(Stored data entries)

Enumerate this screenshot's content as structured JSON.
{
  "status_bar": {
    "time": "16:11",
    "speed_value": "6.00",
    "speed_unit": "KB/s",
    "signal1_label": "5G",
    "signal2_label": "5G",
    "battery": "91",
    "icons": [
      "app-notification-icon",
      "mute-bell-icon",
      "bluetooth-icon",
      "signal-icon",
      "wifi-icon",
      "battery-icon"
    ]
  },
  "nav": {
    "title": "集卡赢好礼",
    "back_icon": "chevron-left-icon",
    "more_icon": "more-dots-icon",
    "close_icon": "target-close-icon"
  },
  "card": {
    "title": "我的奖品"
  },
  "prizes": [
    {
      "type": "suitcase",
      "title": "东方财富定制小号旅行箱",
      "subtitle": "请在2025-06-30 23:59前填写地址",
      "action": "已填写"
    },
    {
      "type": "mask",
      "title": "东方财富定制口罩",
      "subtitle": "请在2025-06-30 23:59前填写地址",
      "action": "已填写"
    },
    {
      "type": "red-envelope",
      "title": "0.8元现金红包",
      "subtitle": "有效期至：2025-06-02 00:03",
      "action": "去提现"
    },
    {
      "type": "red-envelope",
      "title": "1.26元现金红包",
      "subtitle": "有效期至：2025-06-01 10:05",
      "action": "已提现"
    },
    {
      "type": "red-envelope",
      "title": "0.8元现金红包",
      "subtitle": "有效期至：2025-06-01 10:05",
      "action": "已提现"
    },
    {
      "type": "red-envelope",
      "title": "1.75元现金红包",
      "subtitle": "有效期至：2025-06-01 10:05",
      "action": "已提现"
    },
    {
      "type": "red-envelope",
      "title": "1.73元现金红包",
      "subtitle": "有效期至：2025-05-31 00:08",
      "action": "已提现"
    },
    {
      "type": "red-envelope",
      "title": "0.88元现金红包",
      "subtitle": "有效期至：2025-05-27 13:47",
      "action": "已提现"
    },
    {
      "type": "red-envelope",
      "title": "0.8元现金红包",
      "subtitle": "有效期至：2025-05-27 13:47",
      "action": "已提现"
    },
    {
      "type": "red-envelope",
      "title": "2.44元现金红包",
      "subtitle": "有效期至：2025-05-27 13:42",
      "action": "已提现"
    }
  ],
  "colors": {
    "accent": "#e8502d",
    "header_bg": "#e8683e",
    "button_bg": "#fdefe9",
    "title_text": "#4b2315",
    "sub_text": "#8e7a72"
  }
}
---
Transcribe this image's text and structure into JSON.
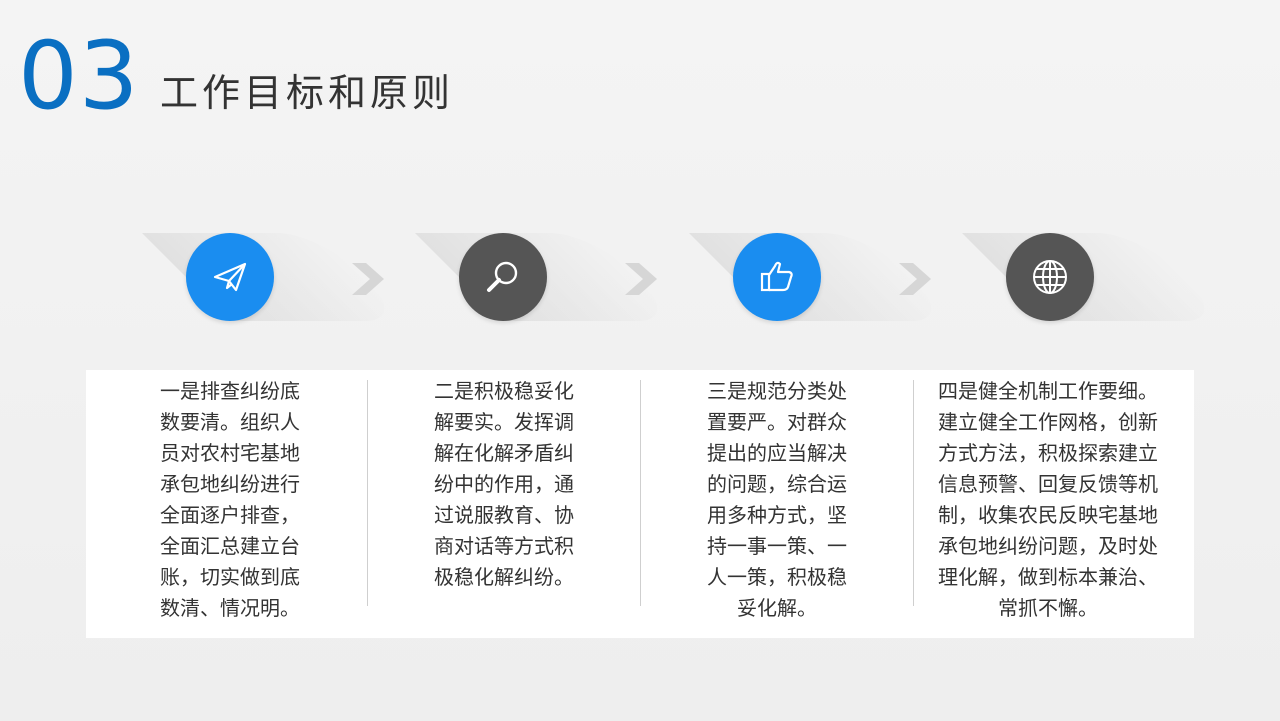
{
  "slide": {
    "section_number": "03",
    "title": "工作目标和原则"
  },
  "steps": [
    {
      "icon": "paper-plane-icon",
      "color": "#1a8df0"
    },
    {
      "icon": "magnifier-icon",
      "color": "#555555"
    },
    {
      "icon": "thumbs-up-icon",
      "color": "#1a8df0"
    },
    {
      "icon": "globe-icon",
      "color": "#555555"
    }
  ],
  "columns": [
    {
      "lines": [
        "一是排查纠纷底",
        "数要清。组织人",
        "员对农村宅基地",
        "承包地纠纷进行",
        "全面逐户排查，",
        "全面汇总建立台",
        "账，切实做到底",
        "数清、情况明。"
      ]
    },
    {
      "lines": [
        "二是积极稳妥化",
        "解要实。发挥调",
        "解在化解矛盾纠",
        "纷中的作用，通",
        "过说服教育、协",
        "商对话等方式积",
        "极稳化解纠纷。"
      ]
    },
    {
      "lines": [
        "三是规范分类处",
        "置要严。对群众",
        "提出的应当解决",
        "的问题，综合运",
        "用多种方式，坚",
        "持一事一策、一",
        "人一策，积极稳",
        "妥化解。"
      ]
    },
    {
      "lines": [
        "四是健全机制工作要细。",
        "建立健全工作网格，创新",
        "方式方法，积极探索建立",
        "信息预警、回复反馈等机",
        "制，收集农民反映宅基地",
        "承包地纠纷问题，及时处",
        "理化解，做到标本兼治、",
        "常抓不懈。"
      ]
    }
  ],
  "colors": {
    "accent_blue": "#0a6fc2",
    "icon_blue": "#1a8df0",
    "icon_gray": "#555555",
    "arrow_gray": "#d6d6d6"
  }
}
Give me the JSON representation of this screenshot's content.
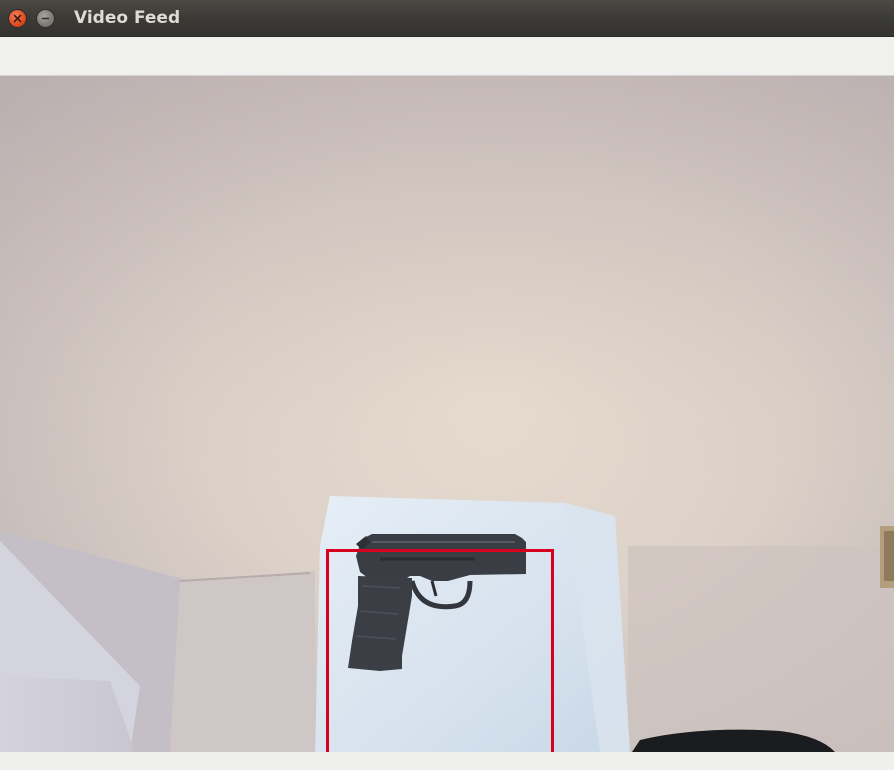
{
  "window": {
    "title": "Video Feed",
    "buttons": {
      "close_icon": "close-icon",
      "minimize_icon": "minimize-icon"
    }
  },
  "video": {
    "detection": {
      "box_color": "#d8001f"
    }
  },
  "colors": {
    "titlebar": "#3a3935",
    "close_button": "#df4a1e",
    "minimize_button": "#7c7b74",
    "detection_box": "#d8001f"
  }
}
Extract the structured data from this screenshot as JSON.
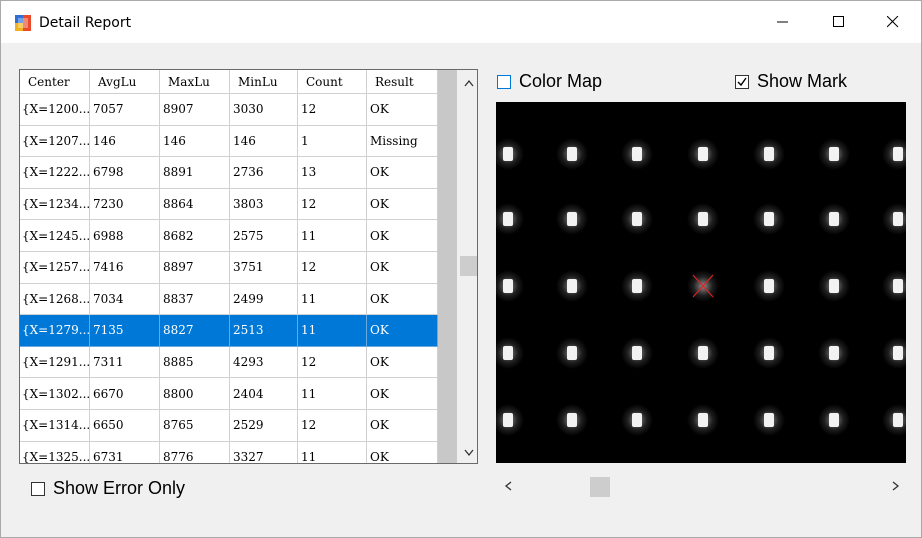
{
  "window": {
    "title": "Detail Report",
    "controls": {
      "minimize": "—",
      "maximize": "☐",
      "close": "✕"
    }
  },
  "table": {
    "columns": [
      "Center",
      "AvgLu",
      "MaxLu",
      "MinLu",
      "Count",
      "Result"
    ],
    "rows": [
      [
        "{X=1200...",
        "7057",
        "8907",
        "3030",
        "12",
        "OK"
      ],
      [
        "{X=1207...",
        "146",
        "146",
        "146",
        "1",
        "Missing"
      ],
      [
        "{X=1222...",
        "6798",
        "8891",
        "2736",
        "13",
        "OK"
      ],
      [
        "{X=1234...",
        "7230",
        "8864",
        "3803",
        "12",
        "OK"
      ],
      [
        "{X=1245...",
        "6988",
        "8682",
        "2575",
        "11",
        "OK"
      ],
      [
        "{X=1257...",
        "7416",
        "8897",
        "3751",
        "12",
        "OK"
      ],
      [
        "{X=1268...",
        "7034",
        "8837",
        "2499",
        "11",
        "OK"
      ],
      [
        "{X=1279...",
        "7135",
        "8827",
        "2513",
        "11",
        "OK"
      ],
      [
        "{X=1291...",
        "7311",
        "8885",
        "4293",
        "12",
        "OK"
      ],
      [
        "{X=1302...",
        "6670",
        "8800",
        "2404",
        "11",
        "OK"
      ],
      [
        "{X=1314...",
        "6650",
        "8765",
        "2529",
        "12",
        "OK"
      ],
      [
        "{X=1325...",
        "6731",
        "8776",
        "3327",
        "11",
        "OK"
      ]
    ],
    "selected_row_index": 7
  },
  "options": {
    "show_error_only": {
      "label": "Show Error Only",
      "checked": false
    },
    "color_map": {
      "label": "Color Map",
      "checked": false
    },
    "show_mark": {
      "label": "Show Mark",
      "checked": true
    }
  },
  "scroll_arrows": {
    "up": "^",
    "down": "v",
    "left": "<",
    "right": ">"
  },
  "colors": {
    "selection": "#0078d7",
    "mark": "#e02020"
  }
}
* * *
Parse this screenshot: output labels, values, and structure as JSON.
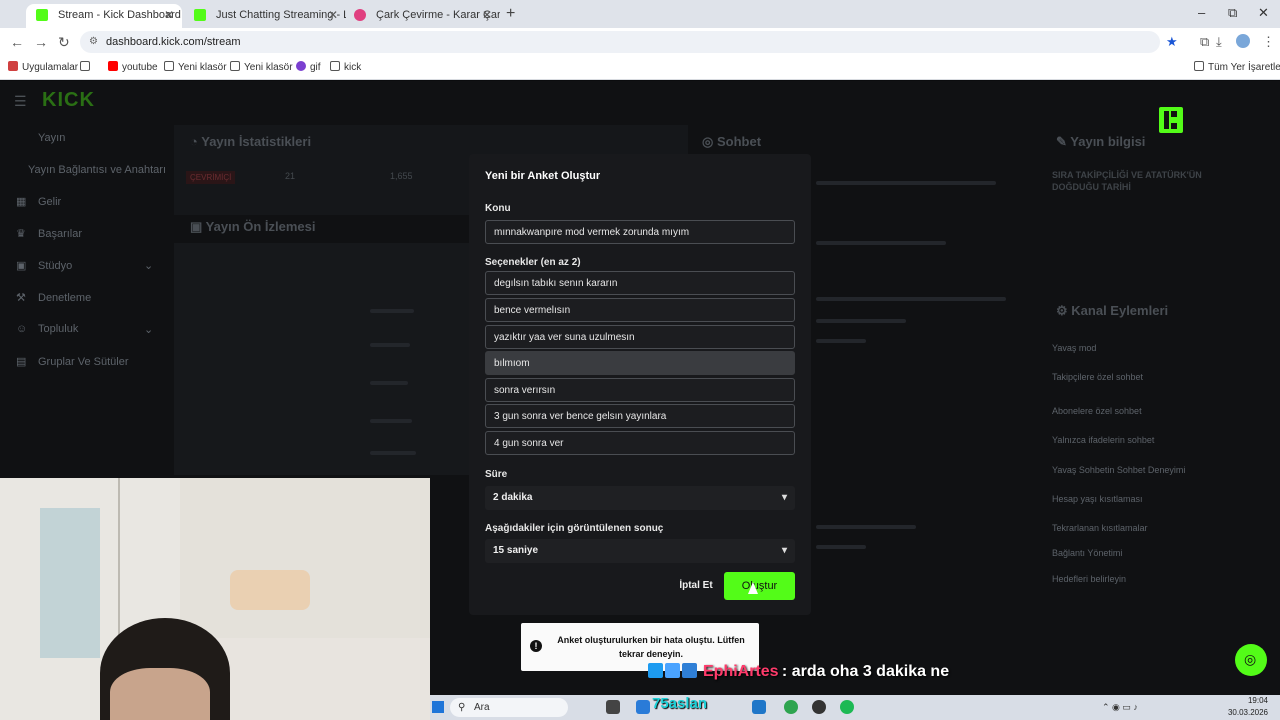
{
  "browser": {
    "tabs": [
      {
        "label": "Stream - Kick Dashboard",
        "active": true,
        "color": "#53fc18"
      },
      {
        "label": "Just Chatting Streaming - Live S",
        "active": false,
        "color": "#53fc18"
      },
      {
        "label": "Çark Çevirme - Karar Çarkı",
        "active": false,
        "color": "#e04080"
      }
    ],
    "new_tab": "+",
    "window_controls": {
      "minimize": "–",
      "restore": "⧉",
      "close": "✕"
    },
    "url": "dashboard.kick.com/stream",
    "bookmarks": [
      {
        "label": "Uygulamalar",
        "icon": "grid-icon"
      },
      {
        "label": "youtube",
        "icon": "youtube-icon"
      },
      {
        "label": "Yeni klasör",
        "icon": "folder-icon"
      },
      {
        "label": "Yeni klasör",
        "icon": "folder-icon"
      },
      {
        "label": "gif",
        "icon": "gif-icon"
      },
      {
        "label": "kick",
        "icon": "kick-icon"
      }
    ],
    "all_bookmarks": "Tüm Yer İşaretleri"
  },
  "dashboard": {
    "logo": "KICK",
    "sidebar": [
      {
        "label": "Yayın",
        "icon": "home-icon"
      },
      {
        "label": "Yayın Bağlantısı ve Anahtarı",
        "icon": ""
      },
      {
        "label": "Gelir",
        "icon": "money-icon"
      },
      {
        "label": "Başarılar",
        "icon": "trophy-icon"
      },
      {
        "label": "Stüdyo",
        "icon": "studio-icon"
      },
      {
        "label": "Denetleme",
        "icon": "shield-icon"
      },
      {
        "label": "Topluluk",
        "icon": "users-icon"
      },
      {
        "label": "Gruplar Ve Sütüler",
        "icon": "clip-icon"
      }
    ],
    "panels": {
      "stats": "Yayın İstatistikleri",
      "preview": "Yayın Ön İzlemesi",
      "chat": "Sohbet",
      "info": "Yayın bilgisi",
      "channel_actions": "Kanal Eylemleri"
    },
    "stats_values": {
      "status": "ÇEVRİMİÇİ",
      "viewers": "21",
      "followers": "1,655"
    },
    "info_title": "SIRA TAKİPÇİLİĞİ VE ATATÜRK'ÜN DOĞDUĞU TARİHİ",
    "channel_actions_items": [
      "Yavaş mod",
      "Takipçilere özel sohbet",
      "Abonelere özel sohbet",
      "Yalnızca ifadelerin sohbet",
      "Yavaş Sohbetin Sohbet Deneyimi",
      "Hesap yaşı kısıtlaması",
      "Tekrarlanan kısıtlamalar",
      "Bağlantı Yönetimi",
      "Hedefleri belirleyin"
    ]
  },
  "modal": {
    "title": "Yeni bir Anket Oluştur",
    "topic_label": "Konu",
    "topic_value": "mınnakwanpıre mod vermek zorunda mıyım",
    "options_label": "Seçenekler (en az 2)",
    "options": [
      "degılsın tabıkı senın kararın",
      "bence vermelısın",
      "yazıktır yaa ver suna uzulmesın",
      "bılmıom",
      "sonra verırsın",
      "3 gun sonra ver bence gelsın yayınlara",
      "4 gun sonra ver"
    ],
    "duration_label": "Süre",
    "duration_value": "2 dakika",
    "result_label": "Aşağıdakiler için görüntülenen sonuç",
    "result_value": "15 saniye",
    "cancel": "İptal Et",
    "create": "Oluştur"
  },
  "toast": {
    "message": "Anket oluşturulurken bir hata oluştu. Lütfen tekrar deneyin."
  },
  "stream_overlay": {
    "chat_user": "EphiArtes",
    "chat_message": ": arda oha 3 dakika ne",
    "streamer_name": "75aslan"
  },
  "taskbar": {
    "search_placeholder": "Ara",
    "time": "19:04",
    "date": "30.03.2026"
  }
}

EXERCISE: Report each line in the data that holds the word "content".

SOLUTION FOR THIS PROBLEM:
Enumerate this screenshot's content as structured JSON.
Give me the JSON representation of this screenshot's content.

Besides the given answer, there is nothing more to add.